-- start of Data lines --

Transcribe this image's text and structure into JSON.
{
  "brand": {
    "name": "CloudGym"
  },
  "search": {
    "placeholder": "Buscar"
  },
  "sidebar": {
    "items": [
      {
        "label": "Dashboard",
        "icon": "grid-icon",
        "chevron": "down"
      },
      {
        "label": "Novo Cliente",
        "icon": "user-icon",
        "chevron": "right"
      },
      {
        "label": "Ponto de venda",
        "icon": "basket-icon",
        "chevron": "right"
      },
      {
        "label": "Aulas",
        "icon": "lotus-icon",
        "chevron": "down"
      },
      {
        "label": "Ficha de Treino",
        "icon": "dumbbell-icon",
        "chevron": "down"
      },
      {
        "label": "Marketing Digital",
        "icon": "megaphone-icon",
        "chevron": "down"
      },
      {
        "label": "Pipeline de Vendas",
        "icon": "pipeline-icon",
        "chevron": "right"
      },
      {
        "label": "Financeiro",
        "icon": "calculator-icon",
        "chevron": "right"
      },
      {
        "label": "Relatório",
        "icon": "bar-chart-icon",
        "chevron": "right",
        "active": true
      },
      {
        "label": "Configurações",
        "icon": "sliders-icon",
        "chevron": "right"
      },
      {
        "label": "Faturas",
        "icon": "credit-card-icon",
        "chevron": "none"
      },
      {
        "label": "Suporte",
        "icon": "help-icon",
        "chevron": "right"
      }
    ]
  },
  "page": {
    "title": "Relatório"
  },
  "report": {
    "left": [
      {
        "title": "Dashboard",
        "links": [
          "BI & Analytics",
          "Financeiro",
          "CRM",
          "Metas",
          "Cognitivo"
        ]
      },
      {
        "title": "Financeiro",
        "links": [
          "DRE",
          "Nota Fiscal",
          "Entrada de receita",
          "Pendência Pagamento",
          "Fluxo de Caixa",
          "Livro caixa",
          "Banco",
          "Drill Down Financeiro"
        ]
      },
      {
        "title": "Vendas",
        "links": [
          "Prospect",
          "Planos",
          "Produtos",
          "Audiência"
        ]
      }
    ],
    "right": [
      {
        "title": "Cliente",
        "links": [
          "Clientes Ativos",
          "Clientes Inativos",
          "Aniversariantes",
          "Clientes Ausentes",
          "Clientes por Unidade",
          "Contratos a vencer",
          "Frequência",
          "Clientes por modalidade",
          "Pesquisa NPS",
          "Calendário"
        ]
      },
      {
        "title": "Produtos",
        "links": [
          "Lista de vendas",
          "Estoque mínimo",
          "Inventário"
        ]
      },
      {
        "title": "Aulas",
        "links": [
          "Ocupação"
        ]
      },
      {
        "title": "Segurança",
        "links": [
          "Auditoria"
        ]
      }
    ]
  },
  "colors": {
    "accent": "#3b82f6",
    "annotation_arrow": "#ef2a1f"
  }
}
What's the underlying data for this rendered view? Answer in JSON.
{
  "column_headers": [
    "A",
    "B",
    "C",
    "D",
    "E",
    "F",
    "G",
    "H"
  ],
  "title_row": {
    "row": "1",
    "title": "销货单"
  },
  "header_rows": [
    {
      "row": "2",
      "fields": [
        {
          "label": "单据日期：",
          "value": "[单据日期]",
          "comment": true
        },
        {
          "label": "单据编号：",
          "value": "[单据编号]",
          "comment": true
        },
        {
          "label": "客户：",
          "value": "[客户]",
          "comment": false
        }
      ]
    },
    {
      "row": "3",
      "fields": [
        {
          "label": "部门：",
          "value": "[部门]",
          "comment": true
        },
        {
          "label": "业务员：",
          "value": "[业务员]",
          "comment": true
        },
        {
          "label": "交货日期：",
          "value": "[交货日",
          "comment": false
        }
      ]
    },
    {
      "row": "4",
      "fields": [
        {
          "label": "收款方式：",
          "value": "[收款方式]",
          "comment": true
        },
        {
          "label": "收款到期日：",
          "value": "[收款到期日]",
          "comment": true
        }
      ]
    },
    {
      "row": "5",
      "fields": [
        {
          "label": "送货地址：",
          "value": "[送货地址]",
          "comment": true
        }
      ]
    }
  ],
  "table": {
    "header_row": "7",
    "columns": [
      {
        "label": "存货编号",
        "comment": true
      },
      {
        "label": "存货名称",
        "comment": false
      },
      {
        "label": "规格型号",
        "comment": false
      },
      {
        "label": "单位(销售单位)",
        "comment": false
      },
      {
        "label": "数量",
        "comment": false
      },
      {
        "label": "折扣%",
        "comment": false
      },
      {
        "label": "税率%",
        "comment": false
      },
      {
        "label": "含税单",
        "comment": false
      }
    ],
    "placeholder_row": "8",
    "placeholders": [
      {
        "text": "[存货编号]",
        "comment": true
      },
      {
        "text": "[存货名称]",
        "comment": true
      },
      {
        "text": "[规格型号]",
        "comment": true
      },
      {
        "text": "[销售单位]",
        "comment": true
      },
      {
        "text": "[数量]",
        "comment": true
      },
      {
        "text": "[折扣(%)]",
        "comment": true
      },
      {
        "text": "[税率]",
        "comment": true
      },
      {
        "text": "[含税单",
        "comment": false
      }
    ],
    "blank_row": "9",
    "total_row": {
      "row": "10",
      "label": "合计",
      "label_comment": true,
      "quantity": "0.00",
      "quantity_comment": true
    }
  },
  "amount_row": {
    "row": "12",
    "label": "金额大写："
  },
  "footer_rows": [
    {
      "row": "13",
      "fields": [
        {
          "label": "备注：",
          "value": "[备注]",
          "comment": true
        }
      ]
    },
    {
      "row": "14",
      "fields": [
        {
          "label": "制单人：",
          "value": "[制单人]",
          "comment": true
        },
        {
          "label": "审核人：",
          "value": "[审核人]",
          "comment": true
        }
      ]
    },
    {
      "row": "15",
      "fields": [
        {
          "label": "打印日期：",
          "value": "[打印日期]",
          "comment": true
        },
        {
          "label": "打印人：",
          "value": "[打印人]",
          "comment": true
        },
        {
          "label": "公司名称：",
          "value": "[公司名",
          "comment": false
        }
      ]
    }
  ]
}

-- end of Data lines --

Problem to solve
Check each line of the records for the word "this" and extract those that contain it.

Output of the exercise
Transcribe this image's text and structure into JSON.
What's the underlying data for this rendered view? Answer in JSON.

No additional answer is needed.